(PAGE)
Performance — Distributed Batch Process — Using as many servers as you have

The overall idea:

We still have a monolithic system, but we starting feeling that the amount of data we have, become too large to process in a single computer or, we don’t want to vertical scale it anymore.

  • A program that will create the list of tasks (jobs, batches, processes) that need to be performed;
  • Another program, that will look more like a service than an application, has a job of capture a bulk of tasks, process them and sinalize it’s conclusion;
  • A centralized task list storage (in this case, a relational database), that will control which tasks are being performed (blocking new services from capturing them again).

Topology:

Path to implementation:

  1. We will need two interfaces, the first one represents the task itself and the second its execution parameters that I called “contract”;
  2. Using both interfaces we can create the task that we want to distributed in the most granular, not deadlocking way;
  3. Create the storage task engine, in this case, a relational table called “batchjob” that will store some data and some reflection data. The suggestion is the structure have, at least, the fields below:
    ClassName => string that will store the class job program name;
    ContractName => string that will store the contract name class;
    ContractJson => string that will store serialized contract data;
    Status => int or enum that hold the task status, example: 0 = need to be performed, 1 = done;
    StartedAt => date and time when the task was started;
    StoppedAt => date and time when the task was completed.
  4. The client application need to create the task list and persist the data at the storage engine, something like:
    1) MyBatchClass | MyContractClass | {“parm1” : “0”, “parm2”: “1” }| 0 | NULL | NULL
    2) MyBatchClass | MyContractClass | {“parm1” : “2”, “parm2”: “3” }| 0 | NULL | NULL
    3) MyBatchClass | MyContractClass | {“parm1” : “4”, “parm2”: “5” }| 0 | NULL | NULL
    4) MyBatchClass | MyContractClass | {“parm1” : “6”, “parm2”: “7” }| 0 | NULL | NULL
  5. The service application must collect the task and hold to itself. There are a lot of strategies to peek something and mark as “processing”. Here, using a relational database can be really useful, because you can use artifacts like: use repeatable read isolation, lock the row and skip locked rows when selecting new tasks.

(DATA EXTRACT)
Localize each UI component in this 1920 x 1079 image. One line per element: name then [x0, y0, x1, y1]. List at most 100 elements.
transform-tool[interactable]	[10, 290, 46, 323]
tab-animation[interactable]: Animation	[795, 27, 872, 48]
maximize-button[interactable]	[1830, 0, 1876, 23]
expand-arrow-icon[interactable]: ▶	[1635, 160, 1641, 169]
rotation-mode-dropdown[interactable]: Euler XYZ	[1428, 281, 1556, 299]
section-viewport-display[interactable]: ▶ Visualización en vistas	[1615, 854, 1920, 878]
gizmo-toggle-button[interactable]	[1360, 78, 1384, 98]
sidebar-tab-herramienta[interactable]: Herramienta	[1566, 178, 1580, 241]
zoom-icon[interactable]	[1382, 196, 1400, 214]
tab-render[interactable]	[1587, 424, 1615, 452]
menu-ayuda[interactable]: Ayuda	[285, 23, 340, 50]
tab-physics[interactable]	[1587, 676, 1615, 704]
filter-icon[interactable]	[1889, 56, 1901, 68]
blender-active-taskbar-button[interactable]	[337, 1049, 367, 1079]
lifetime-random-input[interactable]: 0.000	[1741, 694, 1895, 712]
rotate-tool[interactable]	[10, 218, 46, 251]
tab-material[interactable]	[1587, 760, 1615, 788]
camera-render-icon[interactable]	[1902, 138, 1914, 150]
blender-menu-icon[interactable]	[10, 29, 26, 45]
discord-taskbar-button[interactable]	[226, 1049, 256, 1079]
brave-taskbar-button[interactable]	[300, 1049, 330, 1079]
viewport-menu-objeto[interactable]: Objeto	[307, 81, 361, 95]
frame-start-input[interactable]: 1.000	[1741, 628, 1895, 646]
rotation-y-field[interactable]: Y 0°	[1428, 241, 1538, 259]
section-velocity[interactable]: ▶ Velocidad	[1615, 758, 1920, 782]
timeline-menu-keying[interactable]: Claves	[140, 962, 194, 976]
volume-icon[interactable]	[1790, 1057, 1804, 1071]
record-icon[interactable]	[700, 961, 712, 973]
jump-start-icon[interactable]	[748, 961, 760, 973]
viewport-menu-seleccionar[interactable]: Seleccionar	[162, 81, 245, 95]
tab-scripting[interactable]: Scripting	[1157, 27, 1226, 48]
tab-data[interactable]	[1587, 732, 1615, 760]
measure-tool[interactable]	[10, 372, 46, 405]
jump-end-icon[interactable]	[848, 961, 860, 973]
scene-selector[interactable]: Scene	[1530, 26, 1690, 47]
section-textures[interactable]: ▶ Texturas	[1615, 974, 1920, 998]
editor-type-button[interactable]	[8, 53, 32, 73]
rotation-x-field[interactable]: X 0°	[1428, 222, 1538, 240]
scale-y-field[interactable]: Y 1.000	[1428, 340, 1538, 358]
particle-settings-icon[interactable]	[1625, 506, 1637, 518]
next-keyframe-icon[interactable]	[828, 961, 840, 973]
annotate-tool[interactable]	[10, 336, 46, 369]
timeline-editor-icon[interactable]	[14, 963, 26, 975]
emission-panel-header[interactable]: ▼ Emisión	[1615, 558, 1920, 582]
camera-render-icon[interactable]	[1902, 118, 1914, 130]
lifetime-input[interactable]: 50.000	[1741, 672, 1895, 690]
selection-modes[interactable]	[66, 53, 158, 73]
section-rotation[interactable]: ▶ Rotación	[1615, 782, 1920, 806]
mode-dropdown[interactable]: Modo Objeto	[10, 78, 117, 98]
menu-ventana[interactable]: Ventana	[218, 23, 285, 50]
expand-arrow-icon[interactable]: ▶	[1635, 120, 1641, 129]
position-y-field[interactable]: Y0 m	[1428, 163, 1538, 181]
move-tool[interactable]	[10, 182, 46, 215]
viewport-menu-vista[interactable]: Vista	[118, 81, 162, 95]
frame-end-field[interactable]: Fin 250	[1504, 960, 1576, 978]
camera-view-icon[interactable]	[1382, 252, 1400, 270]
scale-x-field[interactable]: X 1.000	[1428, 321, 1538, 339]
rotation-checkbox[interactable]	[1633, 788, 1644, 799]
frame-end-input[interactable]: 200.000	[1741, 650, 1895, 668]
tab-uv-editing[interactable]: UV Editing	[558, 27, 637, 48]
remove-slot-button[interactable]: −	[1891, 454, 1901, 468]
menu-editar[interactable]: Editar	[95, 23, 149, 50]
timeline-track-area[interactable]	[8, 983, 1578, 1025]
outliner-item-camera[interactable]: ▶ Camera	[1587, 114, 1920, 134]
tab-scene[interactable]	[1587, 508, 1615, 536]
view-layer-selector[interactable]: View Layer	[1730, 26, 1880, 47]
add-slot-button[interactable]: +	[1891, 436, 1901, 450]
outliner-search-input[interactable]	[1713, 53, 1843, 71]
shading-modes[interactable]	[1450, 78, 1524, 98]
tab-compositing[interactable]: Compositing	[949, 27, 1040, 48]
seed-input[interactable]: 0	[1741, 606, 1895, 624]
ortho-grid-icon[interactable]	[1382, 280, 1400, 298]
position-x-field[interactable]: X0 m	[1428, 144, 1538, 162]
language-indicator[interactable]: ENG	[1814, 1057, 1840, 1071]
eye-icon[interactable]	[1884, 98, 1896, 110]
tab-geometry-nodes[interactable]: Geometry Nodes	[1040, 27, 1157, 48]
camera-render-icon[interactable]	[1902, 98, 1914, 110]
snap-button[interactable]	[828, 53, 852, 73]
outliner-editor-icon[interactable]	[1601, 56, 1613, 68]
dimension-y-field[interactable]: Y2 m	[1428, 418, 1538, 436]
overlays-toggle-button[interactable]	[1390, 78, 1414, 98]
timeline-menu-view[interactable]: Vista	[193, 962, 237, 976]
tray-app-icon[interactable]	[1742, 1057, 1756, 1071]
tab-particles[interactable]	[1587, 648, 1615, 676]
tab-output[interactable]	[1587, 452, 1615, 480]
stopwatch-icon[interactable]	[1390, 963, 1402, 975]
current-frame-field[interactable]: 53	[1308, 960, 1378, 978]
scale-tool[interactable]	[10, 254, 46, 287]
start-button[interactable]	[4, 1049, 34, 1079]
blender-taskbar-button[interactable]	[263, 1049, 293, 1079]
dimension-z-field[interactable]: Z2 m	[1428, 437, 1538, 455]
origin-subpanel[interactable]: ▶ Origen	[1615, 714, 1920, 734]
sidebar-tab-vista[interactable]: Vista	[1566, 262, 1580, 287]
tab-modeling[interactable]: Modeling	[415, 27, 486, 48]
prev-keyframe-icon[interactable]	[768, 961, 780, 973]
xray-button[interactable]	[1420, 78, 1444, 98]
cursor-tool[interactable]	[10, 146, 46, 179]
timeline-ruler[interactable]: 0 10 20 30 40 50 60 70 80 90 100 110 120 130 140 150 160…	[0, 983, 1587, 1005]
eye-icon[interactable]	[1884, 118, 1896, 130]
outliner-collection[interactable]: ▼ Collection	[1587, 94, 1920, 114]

(SHORT TASK) Translate this sentence from the distributed batch processing page into Spanish: "Here, using a relational database can be really useful, because you can use artifacts like: use repeatable read isolation, lock the row and skip locked rows when selecting new tasks."

(EXERCISE RESULT) Aquí, usar una base de datos relacional puede ser realmente útil, porque se pueden usar recursos como: usar el aislamiento de lectura repetible, bloquear la fila y omitir las filas bloqueadas al seleccionar nuevas tareas.